*GIVEN PROBLEM:* Extract each line of the data below exactly as written.

*RECORDS:*
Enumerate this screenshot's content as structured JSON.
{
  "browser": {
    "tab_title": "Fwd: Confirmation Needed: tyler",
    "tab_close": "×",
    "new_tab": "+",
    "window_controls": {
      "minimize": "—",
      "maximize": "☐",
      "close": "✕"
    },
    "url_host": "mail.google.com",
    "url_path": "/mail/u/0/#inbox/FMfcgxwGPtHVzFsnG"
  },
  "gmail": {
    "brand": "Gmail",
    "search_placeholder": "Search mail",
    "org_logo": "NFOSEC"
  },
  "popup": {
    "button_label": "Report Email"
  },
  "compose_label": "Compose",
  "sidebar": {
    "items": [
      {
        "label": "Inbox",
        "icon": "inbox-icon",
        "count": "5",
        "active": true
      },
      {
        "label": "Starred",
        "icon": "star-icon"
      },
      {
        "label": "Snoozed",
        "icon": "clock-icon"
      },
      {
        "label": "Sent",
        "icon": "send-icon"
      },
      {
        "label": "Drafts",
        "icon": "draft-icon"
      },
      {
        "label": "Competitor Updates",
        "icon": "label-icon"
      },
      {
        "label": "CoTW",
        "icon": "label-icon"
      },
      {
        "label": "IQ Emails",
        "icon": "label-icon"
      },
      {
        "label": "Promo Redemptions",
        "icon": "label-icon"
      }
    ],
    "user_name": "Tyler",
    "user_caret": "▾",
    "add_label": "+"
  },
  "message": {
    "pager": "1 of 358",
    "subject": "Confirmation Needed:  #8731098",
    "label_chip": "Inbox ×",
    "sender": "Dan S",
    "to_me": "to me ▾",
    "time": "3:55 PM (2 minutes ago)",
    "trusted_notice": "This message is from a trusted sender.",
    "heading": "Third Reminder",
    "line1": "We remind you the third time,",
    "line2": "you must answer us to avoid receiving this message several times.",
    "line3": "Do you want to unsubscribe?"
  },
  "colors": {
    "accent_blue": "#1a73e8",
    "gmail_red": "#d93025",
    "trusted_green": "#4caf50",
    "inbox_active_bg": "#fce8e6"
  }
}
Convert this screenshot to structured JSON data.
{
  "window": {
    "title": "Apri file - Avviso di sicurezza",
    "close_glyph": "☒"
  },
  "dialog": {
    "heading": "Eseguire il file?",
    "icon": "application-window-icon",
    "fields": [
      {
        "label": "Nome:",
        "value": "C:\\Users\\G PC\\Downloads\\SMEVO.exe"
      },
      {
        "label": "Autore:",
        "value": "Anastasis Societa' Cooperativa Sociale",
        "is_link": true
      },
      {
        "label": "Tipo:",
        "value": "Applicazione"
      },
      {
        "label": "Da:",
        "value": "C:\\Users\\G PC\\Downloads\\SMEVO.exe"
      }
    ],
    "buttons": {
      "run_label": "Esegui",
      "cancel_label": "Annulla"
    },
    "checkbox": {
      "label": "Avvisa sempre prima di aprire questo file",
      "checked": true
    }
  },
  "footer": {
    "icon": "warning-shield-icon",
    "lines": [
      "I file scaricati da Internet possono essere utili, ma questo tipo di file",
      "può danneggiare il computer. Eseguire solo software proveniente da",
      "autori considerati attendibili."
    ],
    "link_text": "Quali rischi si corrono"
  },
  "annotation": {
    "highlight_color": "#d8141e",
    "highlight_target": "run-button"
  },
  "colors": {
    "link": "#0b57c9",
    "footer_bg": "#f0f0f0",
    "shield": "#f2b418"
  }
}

*TASK ANSWER:*
Enumerate this screenshot's content as structured JSON.
{
  "browser": {
    "tab_title": "Fwd: Confirmation Needed: tyler",
    "tab_close": "×",
    "new_tab": "+",
    "window_controls": {
      "minimize": "—",
      "maximize": "☐",
      "close": "✕"
    },
    "url_host": "mail.google.com",
    "url_path": "/mail/u/0/#inbox/FMfcgxwGPtHVzFsnG"
  },
  "gmail": {
    "brand": "Gmail",
    "search_placeholder": "Search mail",
    "org_logo": "NFOSEC"
  },
  "popup": {
    "button_label": "Report Email"
  },
  "compose_label": "Compose",
  "sidebar": {
    "items": [
      {
        "label": "Inbox",
        "icon": "inbox-icon",
        "count": "5",
        "active": true
      },
      {
        "label": "Starred",
        "icon": "star-icon"
      },
      {
        "label": "Snoozed",
        "icon": "clock-icon"
      },
      {
        "label": "Sent",
        "icon": "send-icon"
      },
      {
        "label": "Drafts",
        "icon": "draft-icon"
      },
      {
        "label": "Competitor Updates",
        "icon": "label-icon"
      },
      {
        "label": "CoTW",
        "icon": "label-icon"
      },
      {
        "label": "IQ Emails",
        "icon": "label-icon"
      },
      {
        "label": "Promo Redemptions",
        "icon": "label-icon"
      }
    ],
    "user_name": "Tyler",
    "user_caret": "▾",
    "add_label": "+"
  },
  "message": {
    "pager": "1 of 358",
    "subject": "Confirmation Needed:  #8731098",
    "label_chip": "Inbox ×",
    "sender": "Dan S",
    "to_me": "to me ▾",
    "time": "3:55 PM (2 minutes ago)",
    "trusted_notice": "This message is from a trusted sender.",
    "heading": "Third Reminder",
    "line1": "We remind you the third time,",
    "line2": "you must answer us to avoid receiving this message several times.",
    "line3": "Do you want to unsubscribe?"
  },
  "colors": {
    "accent_blue": "#1a73e8",
    "gmail_red": "#d93025",
    "trusted_green": "#4caf50",
    "inbox_active_bg": "#fce8e6"
  }
}
Convert this screenshot to structured JSON data.
{
  "window": {
    "title": "Apri file - Avviso di sicurezza",
    "close_glyph": "☒"
  },
  "dialog": {
    "heading": "Eseguire il file?",
    "icon": "application-window-icon",
    "fields": [
      {
        "label": "Nome:",
        "value": "C:\\Users\\G PC\\Downloads\\SMEVO.exe"
      },
      {
        "label": "Autore:",
        "value": "Anastasis Societa' Cooperativa Sociale",
        "is_link": true
      },
      {
        "label": "Tipo:",
        "value": "Applicazione"
      },
      {
        "label": "Da:",
        "value": "C:\\Users\\G PC\\Downloads\\SMEVO.exe"
      }
    ],
    "buttons": {
      "run_label": "Esegui",
      "cancel_label": "Annulla"
    },
    "checkbox": {
      "label": "Avvisa sempre prima di aprire questo file",
      "checked": true
    }
  },
  "footer": {
    "icon": "warning-shield-icon",
    "lines": [
      "I file scaricati da Internet possono essere utili, ma questo tipo di file",
      "può danneggiare il computer. Eseguire solo software proveniente da",
      "autori considerati attendibili."
    ],
    "link_text": "Quali rischi si corrono"
  },
  "annotation": {
    "highlight_color": "#d8141e",
    "highlight_target": "run-button"
  },
  "colors": {
    "link": "#0b57c9",
    "footer_bg": "#f0f0f0",
    "shield": "#f2b418"
  }
}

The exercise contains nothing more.